-- The task --
The answer is a number and only a number: how many lines of the data include the string "bijdrage"?

(Images of pages and their text)
--

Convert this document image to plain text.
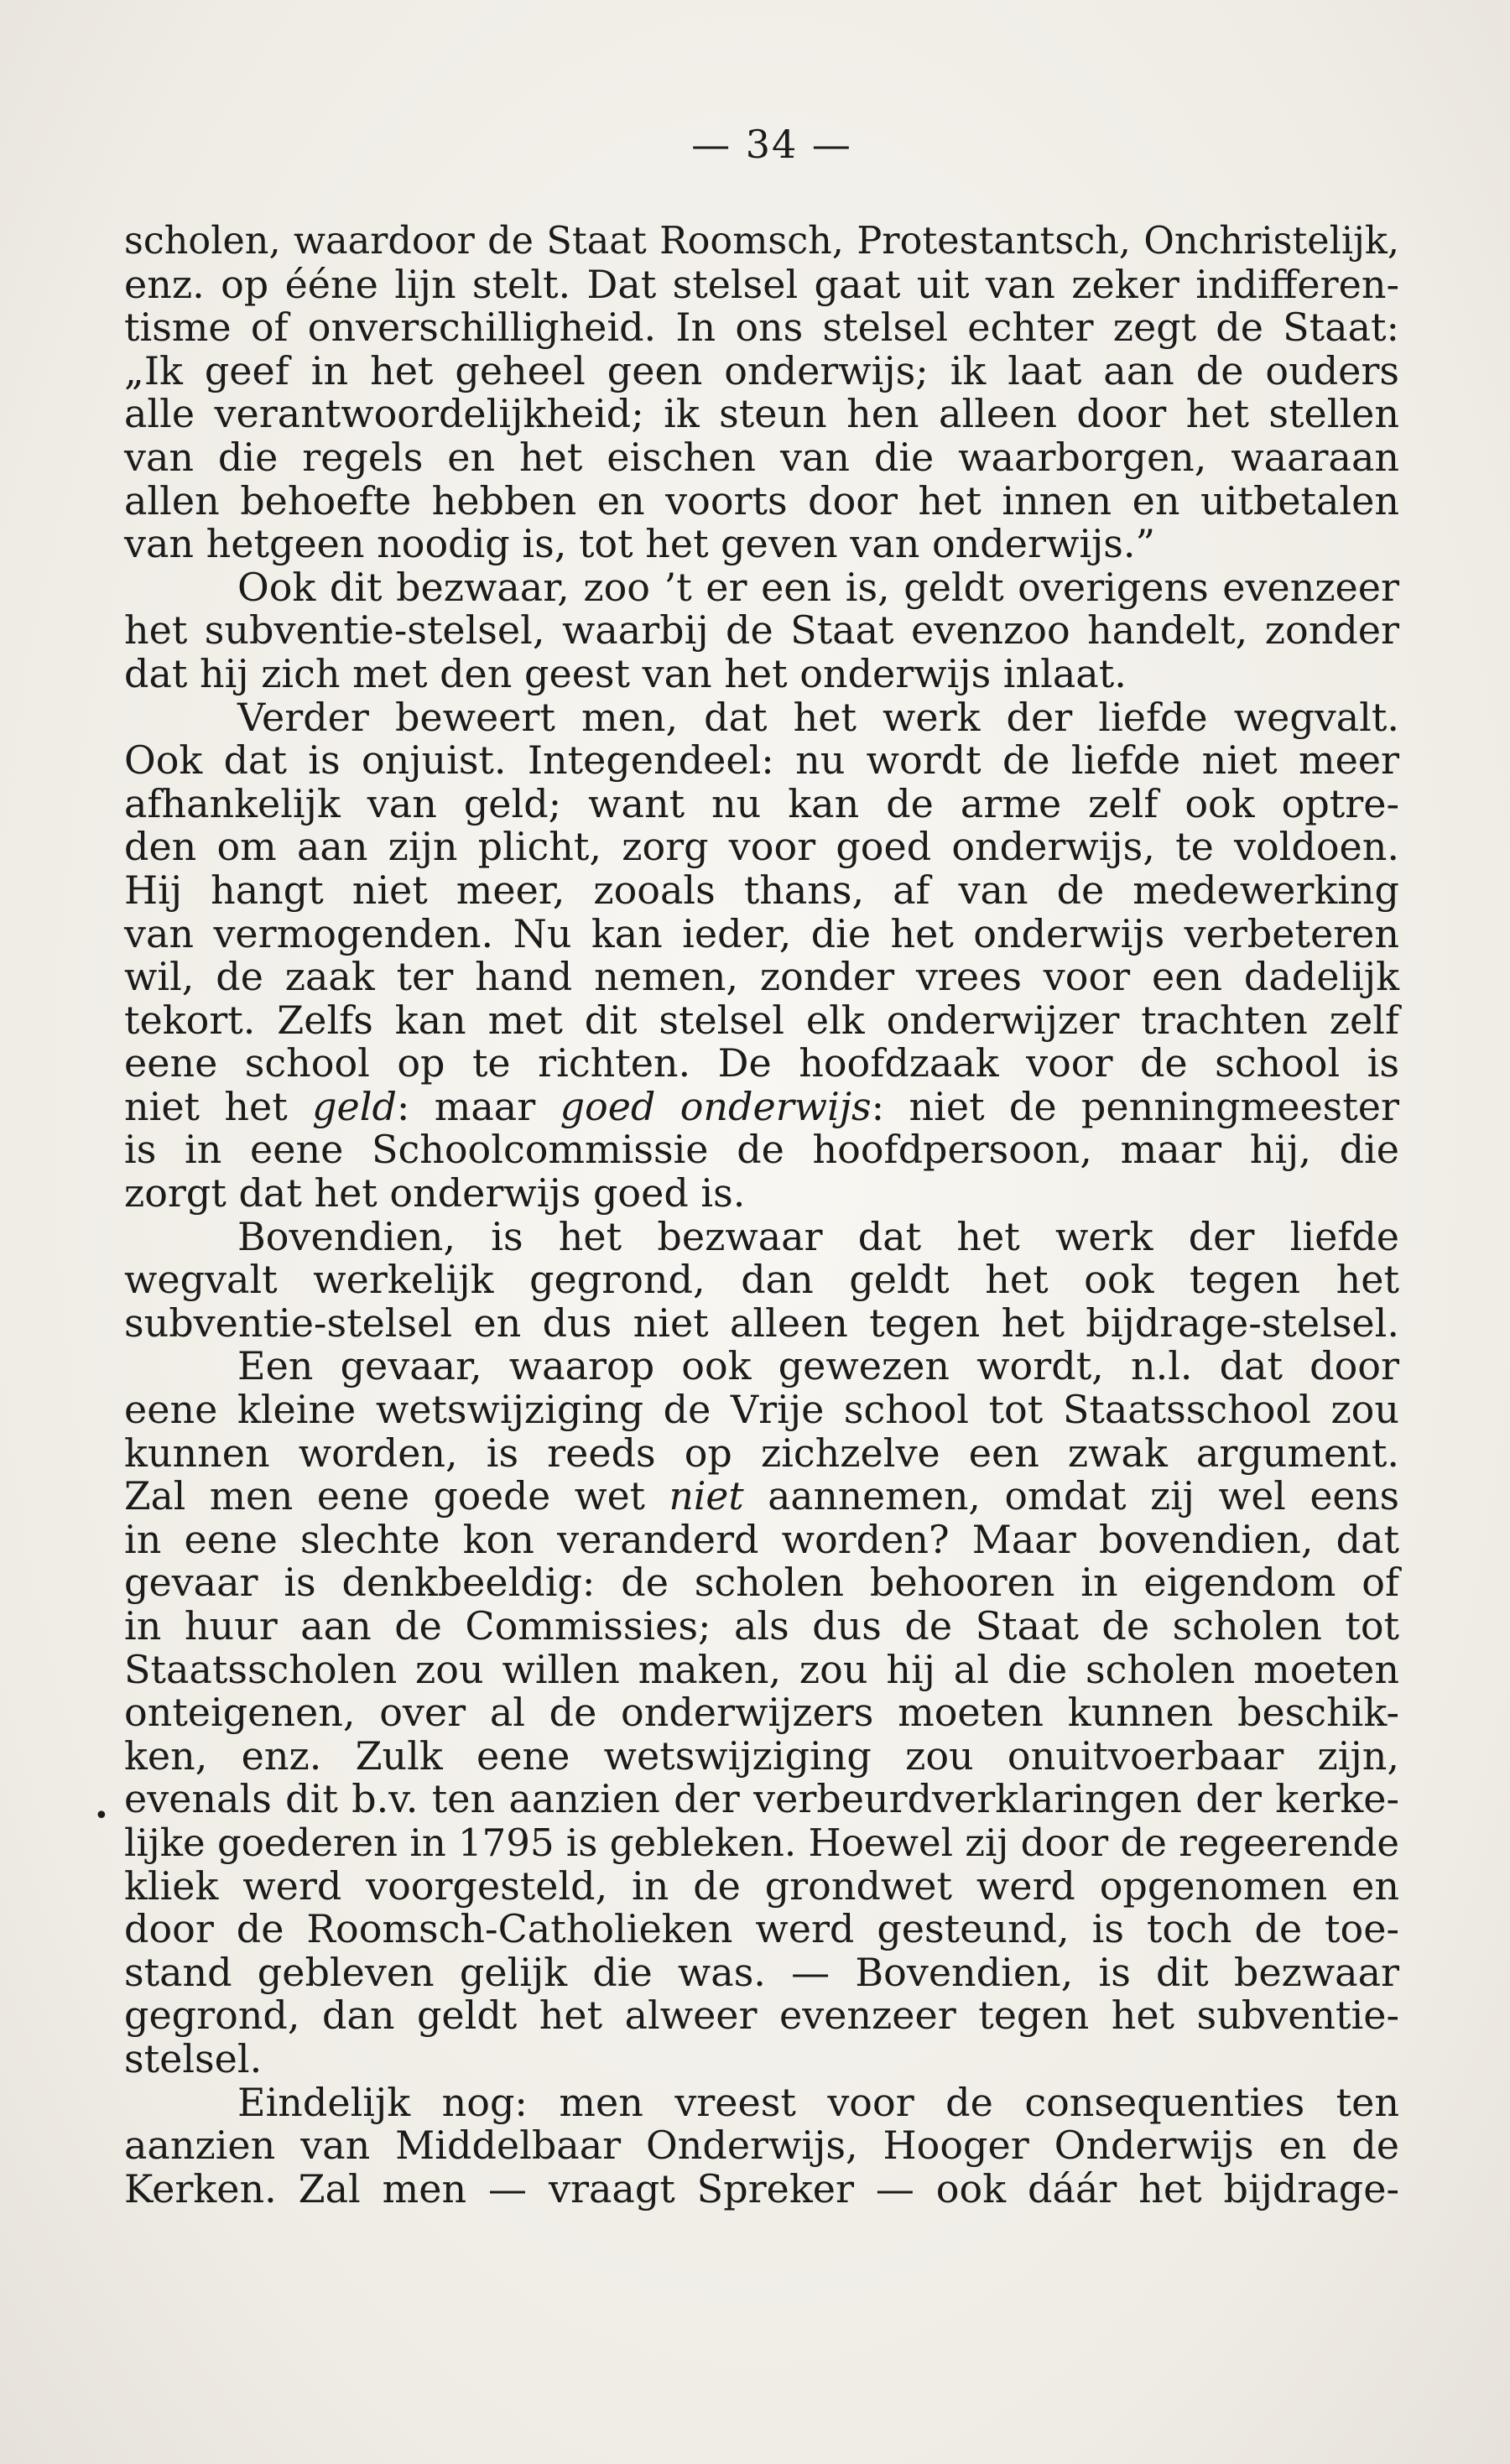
— 34 —
•
scholen, waardoor de Staat Roomsch, Protestantsch, Onchristelijk,
enz. op ééne lijn stelt. Dat stelsel gaat uit van zeker indifferen-
tisme of onverschilligheid. In ons stelsel echter zegt de Staat:
„Ik geef in het geheel geen onderwijs; ik laat aan de ouders
alle verantwoordelijkheid; ik steun hen alleen door het stellen
van die regels en het eischen van die waarborgen, waaraan
allen behoefte hebben en voorts door het innen en uitbetalen
van hetgeen noodig is, tot het geven van onderwijs.”
Ook dit bezwaar, zoo ’t er een is, geldt overigens evenzeer
het subventie-stelsel, waarbij de Staat evenzoo handelt, zonder
dat hij zich met den geest van het onderwijs inlaat.
Verder beweert men, dat het werk der liefde wegvalt.
Ook dat is onjuist. Integendeel: nu wordt de liefde niet meer
afhankelijk van geld; want nu kan de arme zelf ook optre-
den om aan zijn plicht, zorg voor goed onderwijs, te voldoen.
Hij hangt niet meer, zooals thans, af van de medewerking
van vermogenden. Nu kan ieder, die het onderwijs verbeteren
wil, de zaak ter hand nemen, zonder vrees voor een dadelijk
tekort. Zelfs kan met dit stelsel elk onderwijzer trachten zelf
eene school op te richten. De hoofdzaak voor de school is
niet het geld: maar goed onderwijs: niet de penningmeester
is in eene Schoolcommissie de hoofdpersoon, maar hij, die
zorgt dat het onderwijs goed is.
Bovendien, is het bezwaar dat het werk der liefde
wegvalt werkelijk gegrond, dan geldt het ook tegen het
subventie-stelsel en dus niet alleen tegen het bijdrage-stelsel.
Een gevaar, waarop ook gewezen wordt, n.l. dat door
eene kleine wetswijziging de Vrije school tot Staatsschool zou
kunnen worden, is reeds op zichzelve een zwak argument.
Zal men eene goede wet niet aannemen, omdat zij wel eens
in eene slechte kon veranderd worden? Maar bovendien, dat
gevaar is denkbeeldig: de scholen behooren in eigendom of
in huur aan de Commissies; als dus de Staat de scholen tot
Staatsscholen zou willen maken, zou hij al die scholen moeten
onteigenen, over al de onderwijzers moeten kunnen beschik-
ken, enz. Zulk eene wetswijziging zou onuitvoerbaar zijn,
evenals dit b.v. ten aanzien der verbeurdverklaringen der kerke-
lijke goederen in 1795 is gebleken. Hoewel zij door de regeerende
kliek werd voorgesteld, in de grondwet werd opgenomen en
door de Roomsch-Catholieken werd gesteund, is toch de toe-
stand gebleven gelijk die was. — Bovendien, is dit bezwaar
gegrond, dan geldt het alweer evenzeer tegen het subventie-
stelsel.
Eindelijk nog: men vreest voor de consequenties ten
aanzien van Middelbaar Onderwijs, Hooger Onderwijs en de
Kerken. Zal men — vraagt Spreker — ook dáár het bijdrage-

--

-- Exercise output --
2